- _Objective_
Please output the lines shown below exactly as they appear.
+++ Task data
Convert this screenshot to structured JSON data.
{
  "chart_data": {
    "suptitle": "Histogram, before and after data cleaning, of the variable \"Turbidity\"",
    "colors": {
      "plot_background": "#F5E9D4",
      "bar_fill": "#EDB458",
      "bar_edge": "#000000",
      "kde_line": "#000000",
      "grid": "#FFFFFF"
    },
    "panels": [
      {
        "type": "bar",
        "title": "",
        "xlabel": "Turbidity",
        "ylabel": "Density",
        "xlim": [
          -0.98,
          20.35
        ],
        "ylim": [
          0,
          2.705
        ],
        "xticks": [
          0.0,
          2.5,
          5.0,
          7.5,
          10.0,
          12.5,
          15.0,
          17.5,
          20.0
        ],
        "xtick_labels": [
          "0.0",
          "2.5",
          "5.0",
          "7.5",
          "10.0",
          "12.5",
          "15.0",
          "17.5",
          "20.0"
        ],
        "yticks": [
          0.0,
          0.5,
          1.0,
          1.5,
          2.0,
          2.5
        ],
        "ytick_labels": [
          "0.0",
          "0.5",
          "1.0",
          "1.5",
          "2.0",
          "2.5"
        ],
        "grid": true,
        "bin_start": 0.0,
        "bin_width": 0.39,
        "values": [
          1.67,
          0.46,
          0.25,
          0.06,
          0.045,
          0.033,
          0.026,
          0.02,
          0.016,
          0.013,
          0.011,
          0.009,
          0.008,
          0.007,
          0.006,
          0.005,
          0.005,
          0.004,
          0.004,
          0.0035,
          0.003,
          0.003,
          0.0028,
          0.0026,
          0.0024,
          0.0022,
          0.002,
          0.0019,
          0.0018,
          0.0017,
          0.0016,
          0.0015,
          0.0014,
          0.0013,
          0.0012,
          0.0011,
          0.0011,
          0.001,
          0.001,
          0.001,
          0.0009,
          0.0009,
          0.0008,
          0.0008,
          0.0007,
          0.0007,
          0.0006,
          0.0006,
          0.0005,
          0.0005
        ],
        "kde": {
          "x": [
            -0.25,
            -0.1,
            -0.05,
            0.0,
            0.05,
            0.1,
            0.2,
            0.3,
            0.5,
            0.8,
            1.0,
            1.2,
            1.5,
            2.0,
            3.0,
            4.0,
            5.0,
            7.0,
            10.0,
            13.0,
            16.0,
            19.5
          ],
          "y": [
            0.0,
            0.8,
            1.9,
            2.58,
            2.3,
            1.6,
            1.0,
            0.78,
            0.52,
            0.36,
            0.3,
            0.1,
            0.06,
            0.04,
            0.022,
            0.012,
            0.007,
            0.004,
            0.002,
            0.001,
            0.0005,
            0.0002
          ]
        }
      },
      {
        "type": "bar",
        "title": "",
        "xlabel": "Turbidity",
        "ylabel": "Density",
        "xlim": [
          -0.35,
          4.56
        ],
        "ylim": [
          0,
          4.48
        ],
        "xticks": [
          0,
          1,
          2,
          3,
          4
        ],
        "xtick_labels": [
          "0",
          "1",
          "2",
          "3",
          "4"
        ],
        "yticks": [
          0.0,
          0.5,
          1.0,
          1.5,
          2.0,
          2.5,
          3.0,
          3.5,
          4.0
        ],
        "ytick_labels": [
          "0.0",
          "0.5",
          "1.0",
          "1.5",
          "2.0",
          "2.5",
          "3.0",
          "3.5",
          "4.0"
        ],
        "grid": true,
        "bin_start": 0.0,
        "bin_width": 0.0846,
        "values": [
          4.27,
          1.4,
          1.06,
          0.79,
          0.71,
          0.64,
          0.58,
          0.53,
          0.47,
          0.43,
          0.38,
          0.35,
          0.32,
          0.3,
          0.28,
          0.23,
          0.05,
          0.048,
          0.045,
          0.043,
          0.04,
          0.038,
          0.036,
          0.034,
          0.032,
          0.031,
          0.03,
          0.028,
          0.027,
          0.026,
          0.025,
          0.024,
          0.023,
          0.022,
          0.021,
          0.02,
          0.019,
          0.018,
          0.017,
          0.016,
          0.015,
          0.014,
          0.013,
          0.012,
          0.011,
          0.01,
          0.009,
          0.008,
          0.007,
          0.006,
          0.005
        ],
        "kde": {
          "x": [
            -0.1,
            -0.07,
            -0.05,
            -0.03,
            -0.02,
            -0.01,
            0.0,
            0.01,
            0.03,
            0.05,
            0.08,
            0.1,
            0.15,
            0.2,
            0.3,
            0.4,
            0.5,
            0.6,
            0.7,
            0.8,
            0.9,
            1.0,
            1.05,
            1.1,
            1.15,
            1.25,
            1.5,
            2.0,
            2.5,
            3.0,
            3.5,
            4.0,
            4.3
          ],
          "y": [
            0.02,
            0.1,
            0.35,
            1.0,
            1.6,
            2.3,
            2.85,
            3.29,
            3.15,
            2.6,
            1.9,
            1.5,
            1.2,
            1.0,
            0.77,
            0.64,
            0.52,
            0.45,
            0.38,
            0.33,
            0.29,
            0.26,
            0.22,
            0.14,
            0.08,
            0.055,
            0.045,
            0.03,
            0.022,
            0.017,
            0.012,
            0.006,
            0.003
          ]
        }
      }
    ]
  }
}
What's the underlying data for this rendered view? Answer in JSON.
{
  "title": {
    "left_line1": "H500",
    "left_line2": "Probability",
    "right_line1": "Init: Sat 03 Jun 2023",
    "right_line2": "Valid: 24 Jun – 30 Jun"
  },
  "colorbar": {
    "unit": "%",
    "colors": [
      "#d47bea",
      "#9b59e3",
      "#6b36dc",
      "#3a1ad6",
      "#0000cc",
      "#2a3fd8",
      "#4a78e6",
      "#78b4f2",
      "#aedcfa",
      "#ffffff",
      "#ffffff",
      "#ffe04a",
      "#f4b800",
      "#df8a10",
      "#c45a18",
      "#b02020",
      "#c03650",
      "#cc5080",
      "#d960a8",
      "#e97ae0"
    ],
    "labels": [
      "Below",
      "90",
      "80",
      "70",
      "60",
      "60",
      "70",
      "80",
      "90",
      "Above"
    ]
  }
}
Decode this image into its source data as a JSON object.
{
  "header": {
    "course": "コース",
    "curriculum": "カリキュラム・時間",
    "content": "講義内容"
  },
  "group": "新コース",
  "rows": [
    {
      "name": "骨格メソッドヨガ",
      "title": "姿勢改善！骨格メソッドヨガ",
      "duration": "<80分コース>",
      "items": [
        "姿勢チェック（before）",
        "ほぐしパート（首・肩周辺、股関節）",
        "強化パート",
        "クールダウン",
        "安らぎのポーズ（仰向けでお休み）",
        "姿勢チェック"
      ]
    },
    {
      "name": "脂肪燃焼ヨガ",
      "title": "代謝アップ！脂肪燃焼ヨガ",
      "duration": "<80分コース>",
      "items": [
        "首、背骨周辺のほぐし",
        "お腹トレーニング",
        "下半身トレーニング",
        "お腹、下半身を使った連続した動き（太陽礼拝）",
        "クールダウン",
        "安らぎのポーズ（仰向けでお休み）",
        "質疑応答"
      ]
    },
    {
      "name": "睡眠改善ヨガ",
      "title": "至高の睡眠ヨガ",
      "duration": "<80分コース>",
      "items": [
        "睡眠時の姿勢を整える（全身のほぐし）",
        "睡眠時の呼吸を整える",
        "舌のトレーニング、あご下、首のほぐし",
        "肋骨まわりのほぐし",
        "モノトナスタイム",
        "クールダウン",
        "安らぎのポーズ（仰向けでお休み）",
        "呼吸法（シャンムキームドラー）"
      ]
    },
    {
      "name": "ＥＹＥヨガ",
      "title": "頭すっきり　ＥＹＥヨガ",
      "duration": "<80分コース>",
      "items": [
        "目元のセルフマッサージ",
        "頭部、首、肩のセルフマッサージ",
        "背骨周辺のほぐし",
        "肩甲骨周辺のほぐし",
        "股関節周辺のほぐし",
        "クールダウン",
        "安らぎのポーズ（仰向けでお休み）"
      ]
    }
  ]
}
++++++
- _Solution below_
Convert this screenshot to structured JSON data.
{
  "chart_data": {
    "suptitle": "Histogram, before and after data cleaning, of the variable \"Turbidity\"",
    "colors": {
      "plot_background": "#F5E9D4",
      "bar_fill": "#EDB458",
      "bar_edge": "#000000",
      "kde_line": "#000000",
      "grid": "#FFFFFF"
    },
    "panels": [
      {
        "type": "bar",
        "title": "",
        "xlabel": "Turbidity",
        "ylabel": "Density",
        "xlim": [
          -0.98,
          20.35
        ],
        "ylim": [
          0,
          2.705
        ],
        "xticks": [
          0.0,
          2.5,
          5.0,
          7.5,
          10.0,
          12.5,
          15.0,
          17.5,
          20.0
        ],
        "xtick_labels": [
          "0.0",
          "2.5",
          "5.0",
          "7.5",
          "10.0",
          "12.5",
          "15.0",
          "17.5",
          "20.0"
        ],
        "yticks": [
          0.0,
          0.5,
          1.0,
          1.5,
          2.0,
          2.5
        ],
        "ytick_labels": [
          "0.0",
          "0.5",
          "1.0",
          "1.5",
          "2.0",
          "2.5"
        ],
        "grid": true,
        "bin_start": 0.0,
        "bin_width": 0.39,
        "values": [
          1.67,
          0.46,
          0.25,
          0.06,
          0.045,
          0.033,
          0.026,
          0.02,
          0.016,
          0.013,
          0.011,
          0.009,
          0.008,
          0.007,
          0.006,
          0.005,
          0.005,
          0.004,
          0.004,
          0.0035,
          0.003,
          0.003,
          0.0028,
          0.0026,
          0.0024,
          0.0022,
          0.002,
          0.0019,
          0.0018,
          0.0017,
          0.0016,
          0.0015,
          0.0014,
          0.0013,
          0.0012,
          0.0011,
          0.0011,
          0.001,
          0.001,
          0.001,
          0.0009,
          0.0009,
          0.0008,
          0.0008,
          0.0007,
          0.0007,
          0.0006,
          0.0006,
          0.0005,
          0.0005
        ],
        "kde": {
          "x": [
            -0.25,
            -0.1,
            -0.05,
            0.0,
            0.05,
            0.1,
            0.2,
            0.3,
            0.5,
            0.8,
            1.0,
            1.2,
            1.5,
            2.0,
            3.0,
            4.0,
            5.0,
            7.0,
            10.0,
            13.0,
            16.0,
            19.5
          ],
          "y": [
            0.0,
            0.8,
            1.9,
            2.58,
            2.3,
            1.6,
            1.0,
            0.78,
            0.52,
            0.36,
            0.3,
            0.1,
            0.06,
            0.04,
            0.022,
            0.012,
            0.007,
            0.004,
            0.002,
            0.001,
            0.0005,
            0.0002
          ]
        }
      },
      {
        "type": "bar",
        "title": "",
        "xlabel": "Turbidity",
        "ylabel": "Density",
        "xlim": [
          -0.35,
          4.56
        ],
        "ylim": [
          0,
          4.48
        ],
        "xticks": [
          0,
          1,
          2,
          3,
          4
        ],
        "xtick_labels": [
          "0",
          "1",
          "2",
          "3",
          "4"
        ],
        "yticks": [
          0.0,
          0.5,
          1.0,
          1.5,
          2.0,
          2.5,
          3.0,
          3.5,
          4.0
        ],
        "ytick_labels": [
          "0.0",
          "0.5",
          "1.0",
          "1.5",
          "2.0",
          "2.5",
          "3.0",
          "3.5",
          "4.0"
        ],
        "grid": true,
        "bin_start": 0.0,
        "bin_width": 0.0846,
        "values": [
          4.27,
          1.4,
          1.06,
          0.79,
          0.71,
          0.64,
          0.58,
          0.53,
          0.47,
          0.43,
          0.38,
          0.35,
          0.32,
          0.3,
          0.28,
          0.23,
          0.05,
          0.048,
          0.045,
          0.043,
          0.04,
          0.038,
          0.036,
          0.034,
          0.032,
          0.031,
          0.03,
          0.028,
          0.027,
          0.026,
          0.025,
          0.024,
          0.023,
          0.022,
          0.021,
          0.02,
          0.019,
          0.018,
          0.017,
          0.016,
          0.015,
          0.014,
          0.013,
          0.012,
          0.011,
          0.01,
          0.009,
          0.008,
          0.007,
          0.006,
          0.005
        ],
        "kde": {
          "x": [
            -0.1,
            -0.07,
            -0.05,
            -0.03,
            -0.02,
            -0.01,
            0.0,
            0.01,
            0.03,
            0.05,
            0.08,
            0.1,
            0.15,
            0.2,
            0.3,
            0.4,
            0.5,
            0.6,
            0.7,
            0.8,
            0.9,
            1.0,
            1.05,
            1.1,
            1.15,
            1.25,
            1.5,
            2.0,
            2.5,
            3.0,
            3.5,
            4.0,
            4.3
          ],
          "y": [
            0.02,
            0.1,
            0.35,
            1.0,
            1.6,
            2.3,
            2.85,
            3.29,
            3.15,
            2.6,
            1.9,
            1.5,
            1.2,
            1.0,
            0.77,
            0.64,
            0.52,
            0.45,
            0.38,
            0.33,
            0.29,
            0.26,
            0.22,
            0.14,
            0.08,
            0.055,
            0.045,
            0.03,
            0.022,
            0.017,
            0.012,
            0.006,
            0.003
          ]
        }
      }
    ]
  }
}
What's the underlying data for this rendered view? Answer in JSON.
{
  "title": {
    "left_line1": "H500",
    "left_line2": "Probability",
    "right_line1": "Init: Sat 03 Jun 2023",
    "right_line2": "Valid: 24 Jun – 30 Jun"
  },
  "colorbar": {
    "unit": "%",
    "colors": [
      "#d47bea",
      "#9b59e3",
      "#6b36dc",
      "#3a1ad6",
      "#0000cc",
      "#2a3fd8",
      "#4a78e6",
      "#78b4f2",
      "#aedcfa",
      "#ffffff",
      "#ffffff",
      "#ffe04a",
      "#f4b800",
      "#df8a10",
      "#c45a18",
      "#b02020",
      "#c03650",
      "#cc5080",
      "#d960a8",
      "#e97ae0"
    ],
    "labels": [
      "Below",
      "90",
      "80",
      "70",
      "60",
      "60",
      "70",
      "80",
      "90",
      "Above"
    ]
  }
}
Decode this image into its source data as a JSON object.
{
  "header": {
    "course": "コース",
    "curriculum": "カリキュラム・時間",
    "content": "講義内容"
  },
  "group": "新コース",
  "rows": [
    {
      "name": "骨格メソッドヨガ",
      "title": "姿勢改善！骨格メソッドヨガ",
      "duration": "<80分コース>",
      "items": [
        "姿勢チェック（before）",
        "ほぐしパート（首・肩周辺、股関節）",
        "強化パート",
        "クールダウン",
        "安らぎのポーズ（仰向けでお休み）",
        "姿勢チェック"
      ]
    },
    {
      "name": "脂肪燃焼ヨガ",
      "title": "代謝アップ！脂肪燃焼ヨガ",
      "duration": "<80分コース>",
      "items": [
        "首、背骨周辺のほぐし",
        "お腹トレーニング",
        "下半身トレーニング",
        "お腹、下半身を使った連続した動き（太陽礼拝）",
        "クールダウン",
        "安らぎのポーズ（仰向けでお休み）",
        "質疑応答"
      ]
    },
    {
      "name": "睡眠改善ヨガ",
      "title": "至高の睡眠ヨガ",
      "duration": "<80分コース>",
      "items": [
        "睡眠時の姿勢を整える（全身のほぐし）",
        "睡眠時の呼吸を整える",
        "舌のトレーニング、あご下、首のほぐし",
        "肋骨まわりのほぐし",
        "モノトナスタイム",
        "クールダウン",
        "安らぎのポーズ（仰向けでお休み）",
        "呼吸法（シャンムキームドラー）"
      ]
    },
    {
      "name": "ＥＹＥヨガ",
      "title": "頭すっきり　ＥＹＥヨガ",
      "duration": "<80分コース>",
      "items": [
        "目元のセルフマッサージ",
        "頭部、首、肩のセルフマッサージ",
        "背骨周辺のほぐし",
        "肩甲骨周辺のほぐし",
        "股関節周辺のほぐし",
        "クールダウン",
        "安らぎのポーズ（仰向けでお休み）"
      ]
    }
  ]
}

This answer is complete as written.